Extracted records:
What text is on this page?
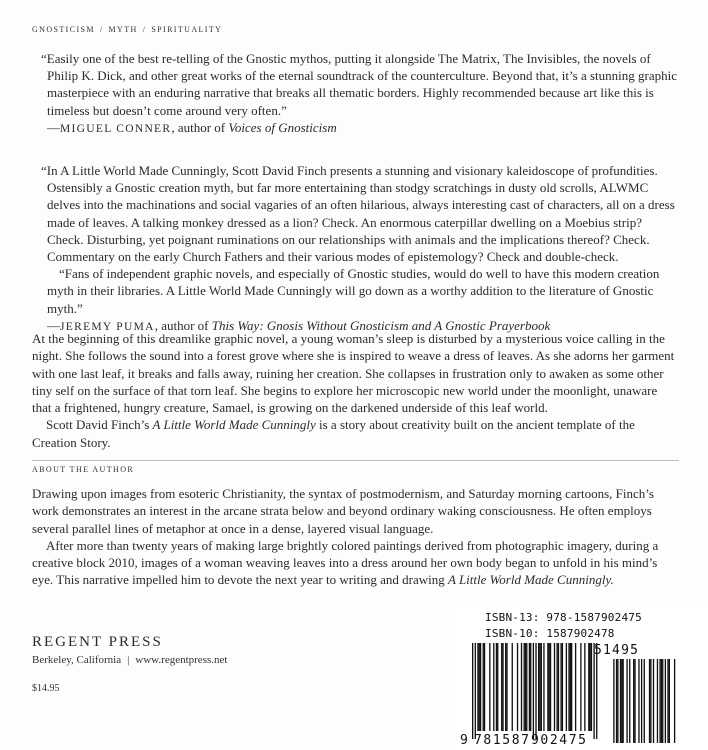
GNOSTICISM / MYTH / SPIRITUALITY

“Easily one of the best re-telling of the Gnostic mythos, putting it alongside The Matrix, The Invisibles, the novels of Philip K. Dick, and other great works of the eternal soundtrack of the counterculture. Beyond that, it’s a stunning graphic masterpiece with an enduring narrative that breaks all thematic borders. Highly recommended because art like this is timeless but doesn’t come around very often.”

—MIGUEL CONNER, author of Voices of Gnosticism

“In A Little World Made Cunningly, Scott David Finch presents a stunning and visionary kaleidoscope of profundities. Ostensibly a Gnostic creation myth, but far more entertaining than stodgy scratchings in dusty old scrolls, ALWMC delves into the machinations and social vagaries of an often hilarious, always interesting cast of characters, all on a dress made of leaves. A talking monkey dressed as a lion? Check. An enormous caterpillar dwelling on a Moebius strip? Check. Disturbing, yet poignant ruminations on our relationships with animals and the implications thereof? Check. Commentary on the early Church Fathers and their various modes of epistemology? Check and double-check.

“Fans of independent graphic novels, and especially of Gnostic studies, would do well to have this modern creation myth in their libraries. A Little World Made Cunningly will go down as a worthy addition to the literature of Gnostic myth.”

—JEREMY PUMA, author of This Way: Gnosis Without Gnosticism and A Gnostic Prayerbook

At the beginning of this dreamlike graphic novel, a young woman’s sleep is disturbed by a mysterious voice calling in the night. She follows the sound into a forest grove where she is inspired to weave a dress of leaves. As she adorns her garment with one last leaf, it breaks and falls away, ruining her creation. She collapses in frustration only to awaken as some other tiny self on the surface of that torn leaf. She begins to explore her microscopic new world under the moonlight, unaware that a frightened, hungry creature, Samael, is growing on the darkened underside of this leaf world.

Scott David Finch’s A Little World Made Cunningly is a story about creativity built on the ancient template of the Creation Story.

ABOUT THE AUTHOR

Drawing upon images from esoteric Christianity, the syntax of postmodernism, and Saturday morning cartoons, Finch’s work demonstrates an interest in the arcane strata below and beyond ordinary waking consciousness. He often employs several parallel lines of metaphor at once in a dense, layered visual language.

After more than twenty years of making large brightly colored paintings derived from photographic imagery, during a creative block 2010, images of a woman weaving leaves into a dress around her own body began to unfold in his mind’s eye. This narrative impelled him to devote the next year to writing and drawing A Little World Made Cunningly.

REGENT PRESS
Berkeley, California | www.regentpress.net
$14.95
ISBN-13: 978-1587902475
ISBN-10: 1587902478
51495
9 781587 902475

» WRITTEN TASK: Reproduce each line word for word and drop the pictures.

» OUTPUT BELOW:
What text is on this page?
GNOSTICISM / MYTH / SPIRITUALITY

“Easily one of the best re-telling of the Gnostic mythos, putting it alongside The Matrix, The Invisibles, the novels of Philip K. Dick, and other great works of the eternal soundtrack of the counterculture. Beyond that, it’s a stunning graphic masterpiece with an enduring narrative that breaks all thematic borders. Highly recommended because art like this is timeless but doesn’t come around very often.”

—MIGUEL CONNER, author of Voices of Gnosticism

“In A Little World Made Cunningly, Scott David Finch presents a stunning and visionary kaleidoscope of profundities. Ostensibly a Gnostic creation myth, but far more entertaining than stodgy scratchings in dusty old scrolls, ALWMC delves into the machinations and social vagaries of an often hilarious, always interesting cast of characters, all on a dress made of leaves. A talking monkey dressed as a lion? Check. An enormous caterpillar dwelling on a Moebius strip? Check. Disturbing, yet poignant ruminations on our relationships with animals and the implications thereof? Check. Commentary on the early Church Fathers and their various modes of epistemology? Check and double-check.

“Fans of independent graphic novels, and especially of Gnostic studies, would do well to have this modern creation myth in their libraries. A Little World Made Cunningly will go down as a worthy addition to the literature of Gnostic myth.”

—JEREMY PUMA, author of This Way: Gnosis Without Gnosticism and A Gnostic Prayerbook

At the beginning of this dreamlike graphic novel, a young woman’s sleep is disturbed by a mysterious voice calling in the night. She follows the sound into a forest grove where she is inspired to weave a dress of leaves. As she adorns her garment with one last leaf, it breaks and falls away, ruining her creation. She collapses in frustration only to awaken as some other tiny self on the surface of that torn leaf. She begins to explore her microscopic new world under the moonlight, unaware that a frightened, hungry creature, Samael, is growing on the darkened underside of this leaf world.

Scott David Finch’s A Little World Made Cunningly is a story about creativity built on the ancient template of the Creation Story.

ABOUT THE AUTHOR

Drawing upon images from esoteric Christianity, the syntax of postmodernism, and Saturday morning cartoons, Finch’s work demonstrates an interest in the arcane strata below and beyond ordinary waking consciousness. He often employs several parallel lines of metaphor at once in a dense, layered visual language.

After more than twenty years of making large brightly colored paintings derived from photographic imagery, during a creative block 2010, images of a woman weaving leaves into a dress around her own body began to unfold in his mind’s eye. This narrative impelled him to devote the next year to writing and drawing A Little World Made Cunningly.

REGENT PRESS
Berkeley, California | www.regentpress.net
$14.95
ISBN-13: 978-1587902475
ISBN-10: 1587902478
51495
9 781587 902475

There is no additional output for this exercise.